[DATA PROVIDED start]

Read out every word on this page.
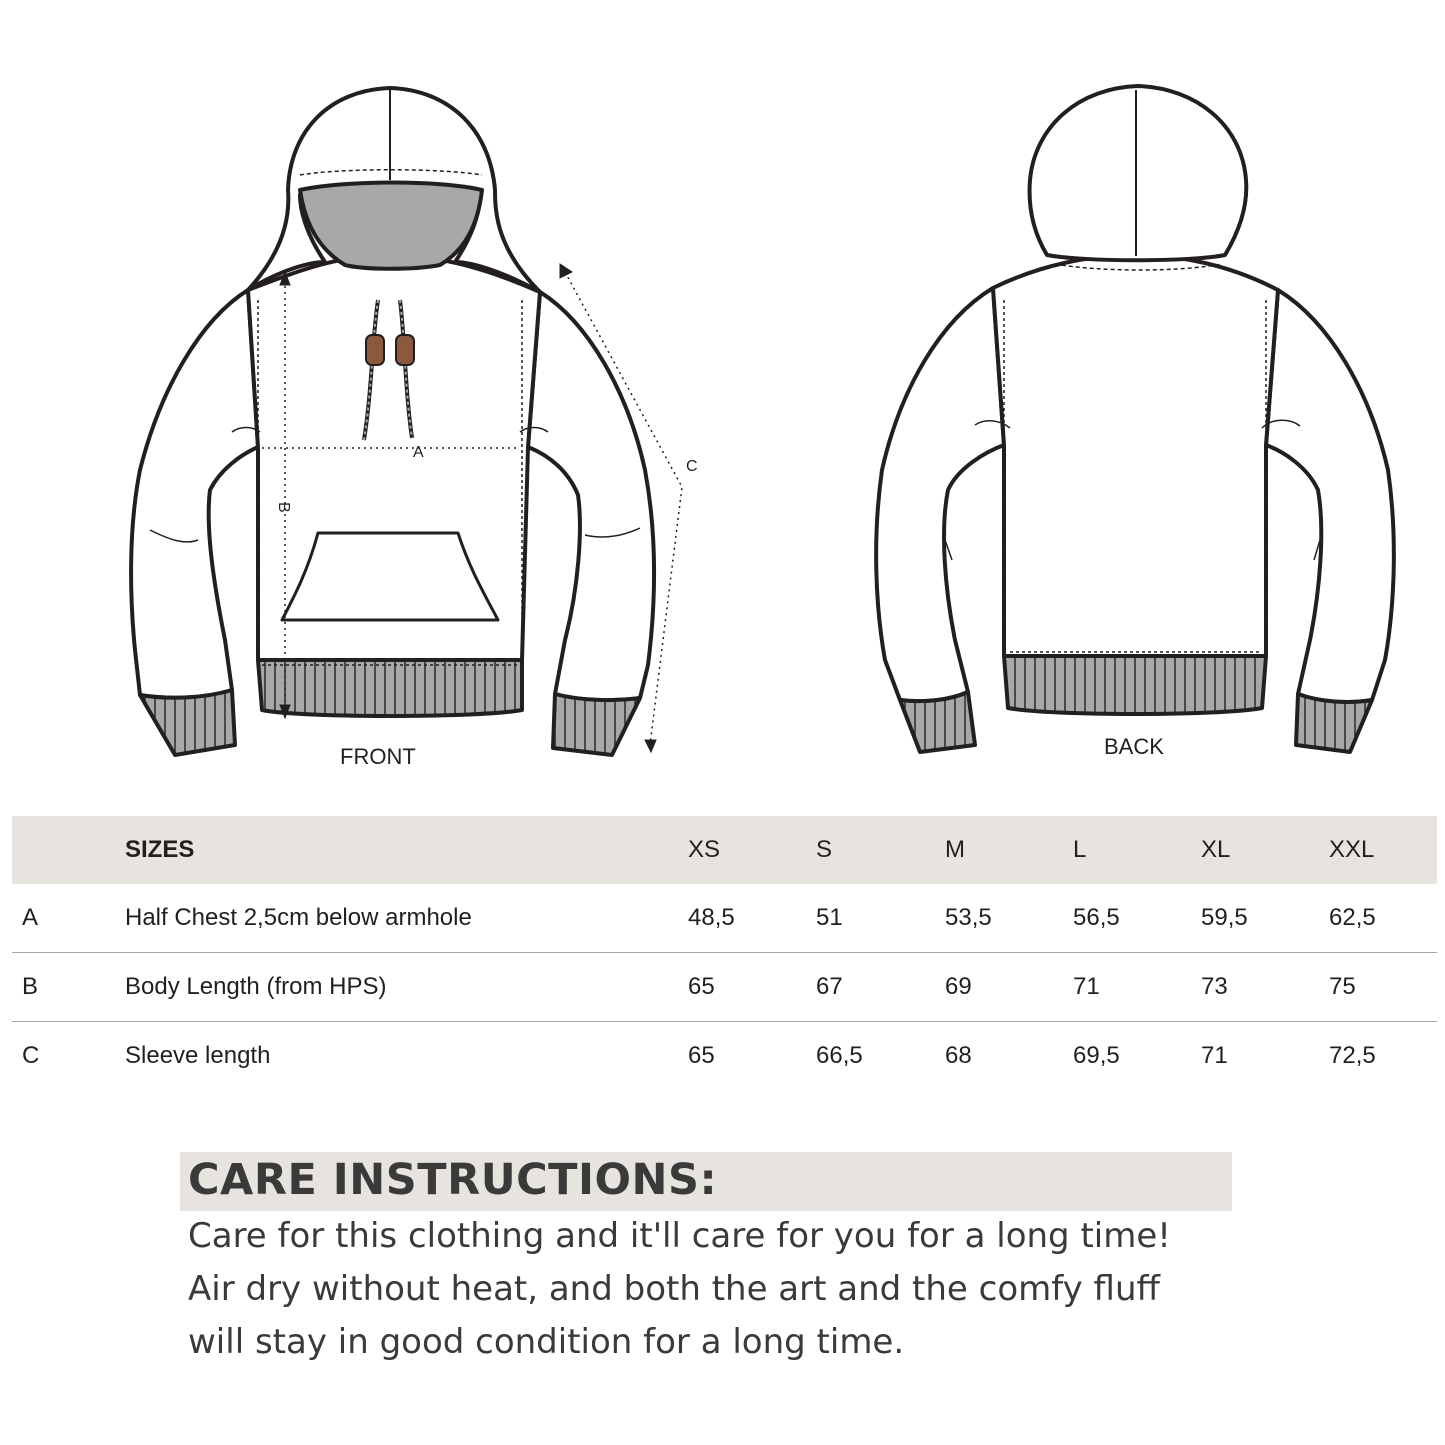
A
B
C
FRONT	BACK
SIZES	XS	S	M	L	XL	XXL
A	Half Chest 2,5cm below armhole	48,5	51	53,5	56,5	59,5	62,5
B	Body Length (from HPS)	65	67	69	71	73	75
C	Sleeve length	65	66,5	68	69,5	71	72,5
CARE INSTRUCTIONS:
Care for this clothing and it'll care for you for a long time!
Air dry without heat, and both the art and the comfy fluff
will stay in good condition for a long time.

[DATA PROVIDED end]

> _SET PROBLEM_
Omit the pictures. Transcribe every record exactly.

> _COMPLETED EXERCISE_
Read out every word on this page.
A
B
C
FRONT	BACK
SIZES	XS	S	M	L	XL	XXL
A	Half Chest 2,5cm below armhole	48,5	51	53,5	56,5	59,5	62,5
B	Body Length (from HPS)	65	67	69	71	73	75
C	Sleeve length	65	66,5	68	69,5	71	72,5
CARE INSTRUCTIONS:
Care for this clothing and it'll care for you for a long time!
Air dry without heat, and both the art and the comfy fluff
will stay in good condition for a long time.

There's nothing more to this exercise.